(Dataset records)
════════════════════

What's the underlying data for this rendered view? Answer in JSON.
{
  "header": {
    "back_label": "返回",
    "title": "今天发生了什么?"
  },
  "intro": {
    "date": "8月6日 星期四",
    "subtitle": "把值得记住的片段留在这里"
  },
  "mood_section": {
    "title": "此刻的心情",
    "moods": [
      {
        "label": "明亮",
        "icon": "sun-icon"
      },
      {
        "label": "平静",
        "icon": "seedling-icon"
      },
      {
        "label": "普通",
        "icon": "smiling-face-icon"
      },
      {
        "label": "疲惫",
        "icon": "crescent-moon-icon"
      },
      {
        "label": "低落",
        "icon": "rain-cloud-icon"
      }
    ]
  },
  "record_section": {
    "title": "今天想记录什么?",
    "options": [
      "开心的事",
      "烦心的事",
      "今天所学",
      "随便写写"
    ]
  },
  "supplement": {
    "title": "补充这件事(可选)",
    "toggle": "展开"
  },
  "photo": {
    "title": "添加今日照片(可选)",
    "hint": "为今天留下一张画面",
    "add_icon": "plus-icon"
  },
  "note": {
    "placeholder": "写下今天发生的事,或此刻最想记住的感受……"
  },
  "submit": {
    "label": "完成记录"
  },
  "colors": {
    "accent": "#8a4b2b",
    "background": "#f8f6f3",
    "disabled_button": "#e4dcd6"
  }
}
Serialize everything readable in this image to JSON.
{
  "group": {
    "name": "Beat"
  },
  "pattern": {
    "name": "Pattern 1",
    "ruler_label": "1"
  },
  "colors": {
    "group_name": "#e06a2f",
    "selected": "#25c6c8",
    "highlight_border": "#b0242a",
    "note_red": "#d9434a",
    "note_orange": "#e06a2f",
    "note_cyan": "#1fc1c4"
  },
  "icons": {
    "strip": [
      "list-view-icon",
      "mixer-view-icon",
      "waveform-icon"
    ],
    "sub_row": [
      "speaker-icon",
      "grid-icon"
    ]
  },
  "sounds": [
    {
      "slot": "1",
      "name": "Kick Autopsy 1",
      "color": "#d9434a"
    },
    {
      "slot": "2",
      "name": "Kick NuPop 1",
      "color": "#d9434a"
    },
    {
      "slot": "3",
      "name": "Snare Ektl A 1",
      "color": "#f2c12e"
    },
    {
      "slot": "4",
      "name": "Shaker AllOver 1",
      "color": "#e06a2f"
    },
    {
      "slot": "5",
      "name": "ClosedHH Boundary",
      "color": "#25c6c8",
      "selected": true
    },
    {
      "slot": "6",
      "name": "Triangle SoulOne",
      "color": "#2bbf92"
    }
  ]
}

════════════════════

# WRITTEN INSTRUCTION
Transcribe all entries exactly as they are given.

# RESPONSE
What's the underlying data for this rendered view? Answer in JSON.
{
  "header": {
    "back_label": "返回",
    "title": "今天发生了什么?"
  },
  "intro": {
    "date": "8月6日 星期四",
    "subtitle": "把值得记住的片段留在这里"
  },
  "mood_section": {
    "title": "此刻的心情",
    "moods": [
      {
        "label": "明亮",
        "icon": "sun-icon"
      },
      {
        "label": "平静",
        "icon": "seedling-icon"
      },
      {
        "label": "普通",
        "icon": "smiling-face-icon"
      },
      {
        "label": "疲惫",
        "icon": "crescent-moon-icon"
      },
      {
        "label": "低落",
        "icon": "rain-cloud-icon"
      }
    ]
  },
  "record_section": {
    "title": "今天想记录什么?",
    "options": [
      "开心的事",
      "烦心的事",
      "今天所学",
      "随便写写"
    ]
  },
  "supplement": {
    "title": "补充这件事(可选)",
    "toggle": "展开"
  },
  "photo": {
    "title": "添加今日照片(可选)",
    "hint": "为今天留下一张画面",
    "add_icon": "plus-icon"
  },
  "note": {
    "placeholder": "写下今天发生的事,或此刻最想记住的感受……"
  },
  "submit": {
    "label": "完成记录"
  },
  "colors": {
    "accent": "#8a4b2b",
    "background": "#f8f6f3",
    "disabled_button": "#e4dcd6"
  }
}
Serialize everything readable in this image to JSON.
{
  "group": {
    "name": "Beat"
  },
  "pattern": {
    "name": "Pattern 1",
    "ruler_label": "1"
  },
  "colors": {
    "group_name": "#e06a2f",
    "selected": "#25c6c8",
    "highlight_border": "#b0242a",
    "note_red": "#d9434a",
    "note_orange": "#e06a2f",
    "note_cyan": "#1fc1c4"
  },
  "icons": {
    "strip": [
      "list-view-icon",
      "mixer-view-icon",
      "waveform-icon"
    ],
    "sub_row": [
      "speaker-icon",
      "grid-icon"
    ]
  },
  "sounds": [
    {
      "slot": "1",
      "name": "Kick Autopsy 1",
      "color": "#d9434a"
    },
    {
      "slot": "2",
      "name": "Kick NuPop 1",
      "color": "#d9434a"
    },
    {
      "slot": "3",
      "name": "Snare Ektl A 1",
      "color": "#f2c12e"
    },
    {
      "slot": "4",
      "name": "Shaker AllOver 1",
      "color": "#e06a2f"
    },
    {
      "slot": "5",
      "name": "ClosedHH Boundary",
      "color": "#25c6c8",
      "selected": true
    },
    {
      "slot": "6",
      "name": "Triangle SoulOne",
      "color": "#2bbf92"
    }
  ]
}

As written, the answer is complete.